==== RECORDS
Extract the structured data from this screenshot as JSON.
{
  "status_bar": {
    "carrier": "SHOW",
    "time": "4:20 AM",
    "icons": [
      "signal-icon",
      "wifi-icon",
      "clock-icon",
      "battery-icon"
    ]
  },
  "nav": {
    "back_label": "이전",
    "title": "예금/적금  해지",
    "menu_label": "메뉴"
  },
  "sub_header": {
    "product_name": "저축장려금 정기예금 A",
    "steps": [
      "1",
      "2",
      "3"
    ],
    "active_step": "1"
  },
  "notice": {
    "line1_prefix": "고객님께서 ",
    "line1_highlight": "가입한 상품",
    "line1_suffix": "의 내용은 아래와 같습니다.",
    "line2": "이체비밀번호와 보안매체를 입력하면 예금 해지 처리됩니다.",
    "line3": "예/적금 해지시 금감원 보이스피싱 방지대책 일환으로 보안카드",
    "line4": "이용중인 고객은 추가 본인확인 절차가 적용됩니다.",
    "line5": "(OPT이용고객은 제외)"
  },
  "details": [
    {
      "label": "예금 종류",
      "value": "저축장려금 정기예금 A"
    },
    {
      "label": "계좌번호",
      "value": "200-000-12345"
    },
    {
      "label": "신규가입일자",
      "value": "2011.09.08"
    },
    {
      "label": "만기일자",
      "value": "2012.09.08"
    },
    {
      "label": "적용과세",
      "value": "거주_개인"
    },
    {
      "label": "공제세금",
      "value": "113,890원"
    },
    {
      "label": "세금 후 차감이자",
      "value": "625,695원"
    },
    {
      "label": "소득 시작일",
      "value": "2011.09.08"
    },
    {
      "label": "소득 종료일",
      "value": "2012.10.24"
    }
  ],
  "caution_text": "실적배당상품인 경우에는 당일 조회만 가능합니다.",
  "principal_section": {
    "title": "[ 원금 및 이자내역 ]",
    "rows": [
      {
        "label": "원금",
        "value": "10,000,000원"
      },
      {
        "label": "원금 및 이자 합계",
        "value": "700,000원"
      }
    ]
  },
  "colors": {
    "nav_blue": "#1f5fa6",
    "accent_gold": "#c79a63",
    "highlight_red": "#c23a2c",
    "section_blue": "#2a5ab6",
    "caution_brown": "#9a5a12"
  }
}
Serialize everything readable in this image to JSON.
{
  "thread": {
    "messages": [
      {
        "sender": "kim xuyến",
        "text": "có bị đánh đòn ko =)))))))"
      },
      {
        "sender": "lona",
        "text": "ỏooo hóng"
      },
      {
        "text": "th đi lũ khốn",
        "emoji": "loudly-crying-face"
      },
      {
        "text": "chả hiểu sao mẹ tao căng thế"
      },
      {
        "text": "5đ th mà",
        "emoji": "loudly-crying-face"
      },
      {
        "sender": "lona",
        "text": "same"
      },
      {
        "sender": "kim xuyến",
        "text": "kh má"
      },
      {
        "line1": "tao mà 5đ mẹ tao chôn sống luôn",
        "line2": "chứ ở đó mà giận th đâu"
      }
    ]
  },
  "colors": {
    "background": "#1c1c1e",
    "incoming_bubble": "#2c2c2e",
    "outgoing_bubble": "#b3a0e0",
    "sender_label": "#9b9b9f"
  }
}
========
§ **GOAL**: Collect the lines that hold "정기예금".

§ **OUTPUT**:
    "product_name": "저축장려금 정기예금 A",
      "value": "저축장려금 정기예금 A"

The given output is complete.